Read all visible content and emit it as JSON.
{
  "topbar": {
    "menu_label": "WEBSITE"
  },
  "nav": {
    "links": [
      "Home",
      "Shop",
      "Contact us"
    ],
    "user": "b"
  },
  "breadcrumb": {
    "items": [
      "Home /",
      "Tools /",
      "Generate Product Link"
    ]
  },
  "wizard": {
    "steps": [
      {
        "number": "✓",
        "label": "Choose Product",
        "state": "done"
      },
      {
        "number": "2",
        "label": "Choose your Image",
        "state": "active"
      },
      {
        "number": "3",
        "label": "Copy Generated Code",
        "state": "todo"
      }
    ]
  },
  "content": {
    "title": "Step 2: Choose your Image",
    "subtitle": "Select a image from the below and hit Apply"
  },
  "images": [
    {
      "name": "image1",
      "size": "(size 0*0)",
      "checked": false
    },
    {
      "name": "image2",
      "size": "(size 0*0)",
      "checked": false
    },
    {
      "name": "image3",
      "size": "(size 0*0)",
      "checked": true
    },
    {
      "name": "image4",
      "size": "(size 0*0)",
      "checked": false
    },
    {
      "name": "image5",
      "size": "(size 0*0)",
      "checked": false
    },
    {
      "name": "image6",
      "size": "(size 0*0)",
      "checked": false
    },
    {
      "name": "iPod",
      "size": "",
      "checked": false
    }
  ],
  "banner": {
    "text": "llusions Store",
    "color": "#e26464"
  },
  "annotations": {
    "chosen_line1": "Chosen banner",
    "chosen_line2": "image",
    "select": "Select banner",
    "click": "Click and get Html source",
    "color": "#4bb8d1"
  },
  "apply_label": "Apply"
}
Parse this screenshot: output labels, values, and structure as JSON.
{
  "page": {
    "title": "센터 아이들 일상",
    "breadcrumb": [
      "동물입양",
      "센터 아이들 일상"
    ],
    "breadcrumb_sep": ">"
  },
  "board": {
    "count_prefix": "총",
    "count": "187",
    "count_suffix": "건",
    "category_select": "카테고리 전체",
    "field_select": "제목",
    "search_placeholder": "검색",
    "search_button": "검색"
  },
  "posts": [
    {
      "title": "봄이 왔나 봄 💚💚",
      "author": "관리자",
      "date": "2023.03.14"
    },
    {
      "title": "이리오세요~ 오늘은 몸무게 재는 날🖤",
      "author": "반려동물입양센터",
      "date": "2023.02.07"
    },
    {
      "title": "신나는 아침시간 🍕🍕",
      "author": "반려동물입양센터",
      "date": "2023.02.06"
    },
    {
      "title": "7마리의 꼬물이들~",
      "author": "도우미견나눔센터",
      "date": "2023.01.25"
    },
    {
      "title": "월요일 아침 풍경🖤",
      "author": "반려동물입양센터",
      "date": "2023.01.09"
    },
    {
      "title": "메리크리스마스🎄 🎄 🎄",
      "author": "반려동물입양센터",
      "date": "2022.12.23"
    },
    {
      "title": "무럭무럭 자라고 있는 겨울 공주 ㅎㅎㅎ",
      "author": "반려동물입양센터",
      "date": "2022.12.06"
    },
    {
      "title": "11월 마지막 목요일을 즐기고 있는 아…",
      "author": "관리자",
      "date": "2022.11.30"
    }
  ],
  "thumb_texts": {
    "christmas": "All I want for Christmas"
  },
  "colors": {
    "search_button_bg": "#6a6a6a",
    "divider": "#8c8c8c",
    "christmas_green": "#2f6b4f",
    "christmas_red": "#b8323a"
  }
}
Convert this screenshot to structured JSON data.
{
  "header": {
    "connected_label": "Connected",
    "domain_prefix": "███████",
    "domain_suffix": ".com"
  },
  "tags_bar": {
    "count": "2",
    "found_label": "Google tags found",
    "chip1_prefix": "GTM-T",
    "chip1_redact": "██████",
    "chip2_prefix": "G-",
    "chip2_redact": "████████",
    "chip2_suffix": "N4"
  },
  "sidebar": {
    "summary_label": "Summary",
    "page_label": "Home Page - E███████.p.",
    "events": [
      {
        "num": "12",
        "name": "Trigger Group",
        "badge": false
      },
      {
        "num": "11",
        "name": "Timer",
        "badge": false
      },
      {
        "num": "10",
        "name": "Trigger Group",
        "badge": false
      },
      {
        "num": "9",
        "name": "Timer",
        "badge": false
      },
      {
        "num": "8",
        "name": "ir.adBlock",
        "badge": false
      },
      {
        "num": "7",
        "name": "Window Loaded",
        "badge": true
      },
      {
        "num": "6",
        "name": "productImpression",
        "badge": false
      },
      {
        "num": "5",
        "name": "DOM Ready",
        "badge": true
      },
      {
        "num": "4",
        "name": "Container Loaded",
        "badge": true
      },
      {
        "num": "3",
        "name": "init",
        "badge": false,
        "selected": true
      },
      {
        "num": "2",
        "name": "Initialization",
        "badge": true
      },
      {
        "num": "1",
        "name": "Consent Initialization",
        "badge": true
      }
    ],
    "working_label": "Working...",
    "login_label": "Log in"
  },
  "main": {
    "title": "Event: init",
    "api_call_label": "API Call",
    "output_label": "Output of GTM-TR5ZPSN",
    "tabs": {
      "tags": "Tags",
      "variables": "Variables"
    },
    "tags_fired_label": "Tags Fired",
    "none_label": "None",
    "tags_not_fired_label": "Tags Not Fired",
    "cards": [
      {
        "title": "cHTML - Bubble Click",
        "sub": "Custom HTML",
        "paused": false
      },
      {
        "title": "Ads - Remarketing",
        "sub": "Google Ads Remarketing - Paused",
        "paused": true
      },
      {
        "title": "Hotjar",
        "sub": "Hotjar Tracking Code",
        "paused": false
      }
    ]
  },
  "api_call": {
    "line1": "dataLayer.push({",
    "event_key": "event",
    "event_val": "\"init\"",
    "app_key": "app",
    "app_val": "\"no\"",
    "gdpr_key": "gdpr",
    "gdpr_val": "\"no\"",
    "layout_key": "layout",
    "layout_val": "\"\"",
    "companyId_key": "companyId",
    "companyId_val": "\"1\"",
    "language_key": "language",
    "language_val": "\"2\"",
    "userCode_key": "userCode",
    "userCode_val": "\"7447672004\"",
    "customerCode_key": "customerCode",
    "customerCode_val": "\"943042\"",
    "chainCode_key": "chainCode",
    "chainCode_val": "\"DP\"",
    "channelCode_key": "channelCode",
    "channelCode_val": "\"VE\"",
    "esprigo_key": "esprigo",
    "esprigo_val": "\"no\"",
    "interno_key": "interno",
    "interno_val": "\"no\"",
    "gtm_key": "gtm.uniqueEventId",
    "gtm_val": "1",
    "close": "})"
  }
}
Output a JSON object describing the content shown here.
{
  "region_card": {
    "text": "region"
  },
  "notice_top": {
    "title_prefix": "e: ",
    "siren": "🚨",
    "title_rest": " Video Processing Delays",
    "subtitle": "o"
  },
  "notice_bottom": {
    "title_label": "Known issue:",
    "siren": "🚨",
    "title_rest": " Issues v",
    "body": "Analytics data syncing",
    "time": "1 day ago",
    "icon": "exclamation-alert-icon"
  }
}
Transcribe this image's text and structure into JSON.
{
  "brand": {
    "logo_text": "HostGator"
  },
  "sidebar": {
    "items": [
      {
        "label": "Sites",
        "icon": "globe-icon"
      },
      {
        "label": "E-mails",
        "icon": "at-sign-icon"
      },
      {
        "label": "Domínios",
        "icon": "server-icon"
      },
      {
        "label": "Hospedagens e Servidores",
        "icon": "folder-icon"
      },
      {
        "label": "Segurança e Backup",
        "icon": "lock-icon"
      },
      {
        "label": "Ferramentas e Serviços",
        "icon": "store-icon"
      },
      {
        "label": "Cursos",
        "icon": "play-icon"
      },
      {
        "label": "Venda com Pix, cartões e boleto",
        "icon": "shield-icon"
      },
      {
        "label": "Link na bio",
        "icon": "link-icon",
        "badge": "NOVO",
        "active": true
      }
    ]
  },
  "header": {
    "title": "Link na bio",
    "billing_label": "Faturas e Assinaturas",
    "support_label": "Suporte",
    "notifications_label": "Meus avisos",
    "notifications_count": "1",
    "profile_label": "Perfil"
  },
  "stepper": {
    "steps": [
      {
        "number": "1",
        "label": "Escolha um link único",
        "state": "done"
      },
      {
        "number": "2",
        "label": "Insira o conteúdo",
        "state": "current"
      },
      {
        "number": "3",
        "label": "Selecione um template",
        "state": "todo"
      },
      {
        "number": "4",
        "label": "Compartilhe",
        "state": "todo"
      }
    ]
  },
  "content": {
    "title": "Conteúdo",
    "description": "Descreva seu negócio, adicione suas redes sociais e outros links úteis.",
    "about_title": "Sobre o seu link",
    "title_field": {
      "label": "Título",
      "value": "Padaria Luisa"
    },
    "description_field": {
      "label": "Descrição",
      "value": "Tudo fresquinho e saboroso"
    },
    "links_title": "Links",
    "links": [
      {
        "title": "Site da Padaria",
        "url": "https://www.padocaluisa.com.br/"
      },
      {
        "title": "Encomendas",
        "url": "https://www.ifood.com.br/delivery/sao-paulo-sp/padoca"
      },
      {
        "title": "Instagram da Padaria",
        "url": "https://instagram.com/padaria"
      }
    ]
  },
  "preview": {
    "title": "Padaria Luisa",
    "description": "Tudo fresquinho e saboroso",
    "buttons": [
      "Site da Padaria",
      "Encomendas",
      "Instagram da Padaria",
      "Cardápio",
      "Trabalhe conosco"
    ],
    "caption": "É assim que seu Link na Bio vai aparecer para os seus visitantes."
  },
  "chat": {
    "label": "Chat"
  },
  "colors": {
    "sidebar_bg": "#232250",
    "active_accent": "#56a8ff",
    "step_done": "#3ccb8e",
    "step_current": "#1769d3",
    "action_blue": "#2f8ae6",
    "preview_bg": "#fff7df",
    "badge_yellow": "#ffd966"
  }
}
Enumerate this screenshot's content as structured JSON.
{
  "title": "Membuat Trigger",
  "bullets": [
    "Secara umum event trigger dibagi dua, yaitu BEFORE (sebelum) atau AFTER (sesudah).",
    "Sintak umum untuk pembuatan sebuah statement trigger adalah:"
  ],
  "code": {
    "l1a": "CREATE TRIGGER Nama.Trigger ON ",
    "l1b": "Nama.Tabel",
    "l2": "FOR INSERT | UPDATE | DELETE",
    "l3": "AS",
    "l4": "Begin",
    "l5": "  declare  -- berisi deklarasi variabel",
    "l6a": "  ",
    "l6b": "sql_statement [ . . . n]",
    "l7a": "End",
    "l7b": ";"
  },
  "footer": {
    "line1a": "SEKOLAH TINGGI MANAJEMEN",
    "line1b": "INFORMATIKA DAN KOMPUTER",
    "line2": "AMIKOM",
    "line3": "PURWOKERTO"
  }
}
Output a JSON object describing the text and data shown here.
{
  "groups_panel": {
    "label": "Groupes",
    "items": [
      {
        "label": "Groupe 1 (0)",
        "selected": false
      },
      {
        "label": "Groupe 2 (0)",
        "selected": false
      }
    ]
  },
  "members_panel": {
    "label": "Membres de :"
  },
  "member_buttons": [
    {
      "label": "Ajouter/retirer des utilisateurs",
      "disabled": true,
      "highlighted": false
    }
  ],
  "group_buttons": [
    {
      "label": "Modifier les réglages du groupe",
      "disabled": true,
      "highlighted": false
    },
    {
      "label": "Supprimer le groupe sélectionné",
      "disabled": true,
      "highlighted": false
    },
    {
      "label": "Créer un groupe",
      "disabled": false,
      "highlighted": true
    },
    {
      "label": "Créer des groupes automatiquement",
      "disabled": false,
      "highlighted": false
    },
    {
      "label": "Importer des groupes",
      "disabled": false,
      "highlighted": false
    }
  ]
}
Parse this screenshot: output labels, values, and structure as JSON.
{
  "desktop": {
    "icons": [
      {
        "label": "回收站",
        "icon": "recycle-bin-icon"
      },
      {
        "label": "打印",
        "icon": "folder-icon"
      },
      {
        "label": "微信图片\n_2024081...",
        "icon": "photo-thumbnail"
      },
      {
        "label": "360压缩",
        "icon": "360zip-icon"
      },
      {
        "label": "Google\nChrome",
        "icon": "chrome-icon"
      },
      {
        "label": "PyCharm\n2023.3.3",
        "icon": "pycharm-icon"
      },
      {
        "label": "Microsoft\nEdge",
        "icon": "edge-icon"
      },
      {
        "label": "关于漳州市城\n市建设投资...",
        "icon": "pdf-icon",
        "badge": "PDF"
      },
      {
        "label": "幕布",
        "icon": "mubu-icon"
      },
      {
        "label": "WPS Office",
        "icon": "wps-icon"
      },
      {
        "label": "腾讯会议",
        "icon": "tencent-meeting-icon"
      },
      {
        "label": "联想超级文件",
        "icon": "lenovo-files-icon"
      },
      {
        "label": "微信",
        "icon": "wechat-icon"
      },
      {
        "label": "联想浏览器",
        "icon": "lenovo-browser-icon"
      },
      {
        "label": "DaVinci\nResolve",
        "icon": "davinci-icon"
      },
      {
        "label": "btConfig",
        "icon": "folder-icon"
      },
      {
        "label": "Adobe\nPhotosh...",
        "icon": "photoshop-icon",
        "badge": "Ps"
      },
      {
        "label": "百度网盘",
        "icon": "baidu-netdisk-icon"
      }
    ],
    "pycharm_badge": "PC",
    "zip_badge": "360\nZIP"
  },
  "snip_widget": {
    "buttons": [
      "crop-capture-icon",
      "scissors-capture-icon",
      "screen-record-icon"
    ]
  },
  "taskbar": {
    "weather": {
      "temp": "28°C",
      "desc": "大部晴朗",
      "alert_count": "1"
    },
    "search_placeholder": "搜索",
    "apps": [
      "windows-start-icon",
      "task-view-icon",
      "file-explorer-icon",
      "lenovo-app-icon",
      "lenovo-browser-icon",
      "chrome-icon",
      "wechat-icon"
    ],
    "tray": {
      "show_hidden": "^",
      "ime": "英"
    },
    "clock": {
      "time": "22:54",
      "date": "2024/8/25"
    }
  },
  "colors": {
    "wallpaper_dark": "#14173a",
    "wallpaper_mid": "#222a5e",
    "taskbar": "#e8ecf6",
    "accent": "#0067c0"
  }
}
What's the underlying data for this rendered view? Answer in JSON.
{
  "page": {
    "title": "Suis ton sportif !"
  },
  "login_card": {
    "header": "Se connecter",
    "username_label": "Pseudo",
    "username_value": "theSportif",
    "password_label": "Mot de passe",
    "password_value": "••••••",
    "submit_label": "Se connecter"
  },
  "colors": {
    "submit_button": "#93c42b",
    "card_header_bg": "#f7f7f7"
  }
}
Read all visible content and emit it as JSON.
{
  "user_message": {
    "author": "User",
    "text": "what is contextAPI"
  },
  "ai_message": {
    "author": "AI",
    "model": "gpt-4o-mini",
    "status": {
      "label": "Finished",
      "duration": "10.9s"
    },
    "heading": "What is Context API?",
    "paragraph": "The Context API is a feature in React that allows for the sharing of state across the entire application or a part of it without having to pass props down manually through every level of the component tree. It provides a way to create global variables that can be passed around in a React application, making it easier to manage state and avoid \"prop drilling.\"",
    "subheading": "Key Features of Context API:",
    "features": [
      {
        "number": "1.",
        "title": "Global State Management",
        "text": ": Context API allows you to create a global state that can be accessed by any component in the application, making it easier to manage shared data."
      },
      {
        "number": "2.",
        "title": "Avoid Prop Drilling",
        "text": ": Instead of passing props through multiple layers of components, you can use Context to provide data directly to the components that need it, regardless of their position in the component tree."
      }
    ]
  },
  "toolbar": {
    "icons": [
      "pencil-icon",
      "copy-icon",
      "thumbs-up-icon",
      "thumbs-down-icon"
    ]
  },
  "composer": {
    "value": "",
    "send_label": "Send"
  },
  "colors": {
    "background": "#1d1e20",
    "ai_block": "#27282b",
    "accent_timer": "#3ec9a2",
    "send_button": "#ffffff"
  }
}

--------------------------------

> **Problem statement**: Copy every line in the listing above where the string "through" turns up.

> **Response to the task**:
    "paragraph": "The Context API is a feature in React that allows for the sharing of state across the entire application or a part of it without having to pass props down manually through every level of the component tree. It provides a way to create global variables that can be passed around in a React application, making it easier to manage state and avoid \"prop drilling.\"",
        "text": ": Instead of passing props through multiple layers of components, you can use Context to provide data directly to the components that need it, regardless of their position in the component tree."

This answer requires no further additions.